━━ ENTRIES SHOWN ━━

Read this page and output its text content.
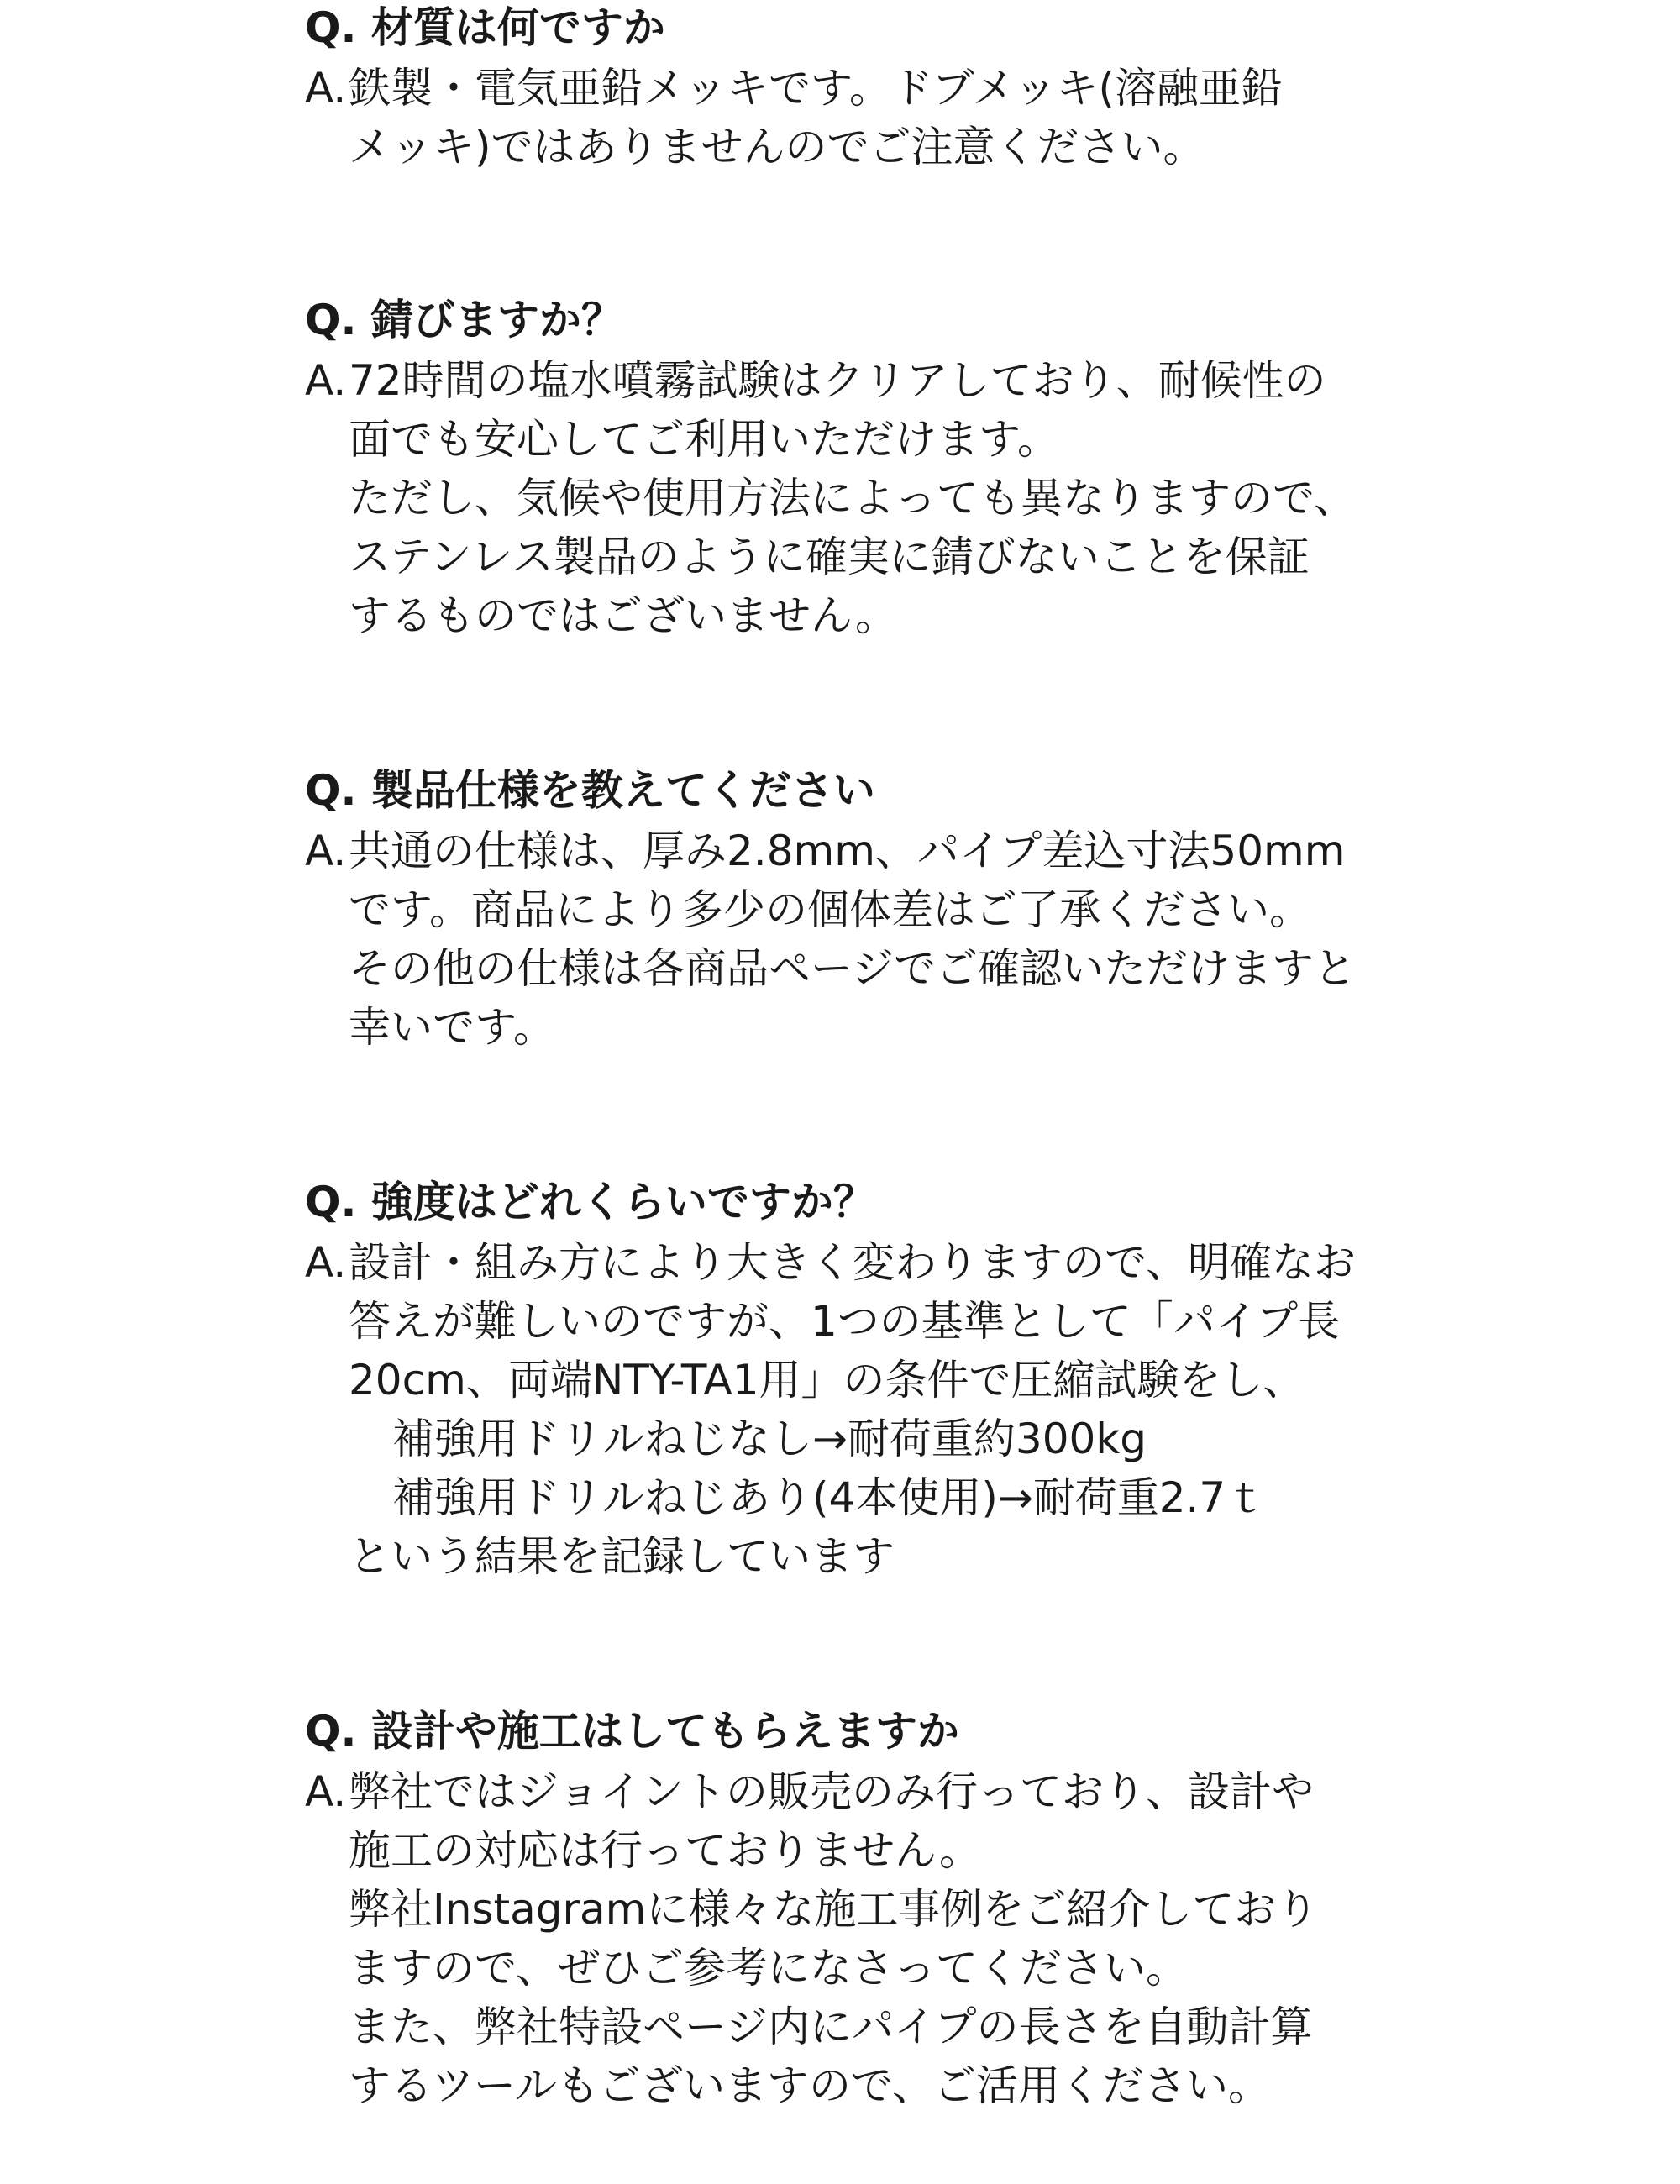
Q. 材質は何ですか
A. 鉄製・電気亜鉛メッキです。ドブメッキ(溶融亜鉛
メッキ)ではありませんのでご注意ください。
Q. 錆びますか？
A. 72時間の塩水噴霧試験はクリアしており、耐候性の
面でも安心してご利用いただけます。
ただし、気候や使用方法によっても異なりますので、
ステンレス製品のように確実に錆びないことを保証
するものではございません。
Q. 製品仕様を教えてください
A. 共通の仕様は、厚み2.8mm、パイプ差込寸法50mm
です。商品により多少の個体差はご了承ください。
その他の仕様は各商品ページでご確認いただけますと
幸いです。
Q. 強度はどれくらいですか？
A. 設計・組み方により大きく変わりますので、明確なお
答えが難しいのですが、1つの基準として「パイプ長
20cm、両端NTY-TA1用」の条件で圧縮試験をし、
補強用ドリルねじなし→耐荷重約300kg
補強用ドリルねじあり(4本使用)→耐荷重2.7ｔ
という結果を記録しています
Q. 設計や施工はしてもらえますか
A. 弊社ではジョイントの販売のみ行っており、設計や
施工の対応は行っておりません。
弊社Instagramに様々な施工事例をご紹介しており
ますので、ぜひご参考になさってください。
また、弊社特設ページ内にパイプの長さを自動計算
するツールもございますので、ご活用ください。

━━━

Exclude the pictures. Write out the remaining data exactly.

Read this page and output its text content.
Q. 材質は何ですか
A. 鉄製・電気亜鉛メッキです。ドブメッキ(溶融亜鉛
メッキ)ではありませんのでご注意ください。
Q. 錆びますか？
A. 72時間の塩水噴霧試験はクリアしており、耐候性の
面でも安心してご利用いただけます。
ただし、気候や使用方法によっても異なりますので、
ステンレス製品のように確実に錆びないことを保証
するものではございません。
Q. 製品仕様を教えてください
A. 共通の仕様は、厚み2.8mm、パイプ差込寸法50mm
です。商品により多少の個体差はご了承ください。
その他の仕様は各商品ページでご確認いただけますと
幸いです。
Q. 強度はどれくらいですか？
A. 設計・組み方により大きく変わりますので、明確なお
答えが難しいのですが、1つの基準として「パイプ長
20cm、両端NTY-TA1用」の条件で圧縮試験をし、
補強用ドリルねじなし→耐荷重約300kg
補強用ドリルねじあり(4本使用)→耐荷重2.7ｔ
という結果を記録しています
Q. 設計や施工はしてもらえますか
A. 弊社ではジョイントの販売のみ行っており、設計や
施工の対応は行っておりません。
弊社Instagramに様々な施工事例をご紹介しており
ますので、ぜひご参考になさってください。
また、弊社特設ページ内にパイプの長さを自動計算
するツールもございますので、ご活用ください。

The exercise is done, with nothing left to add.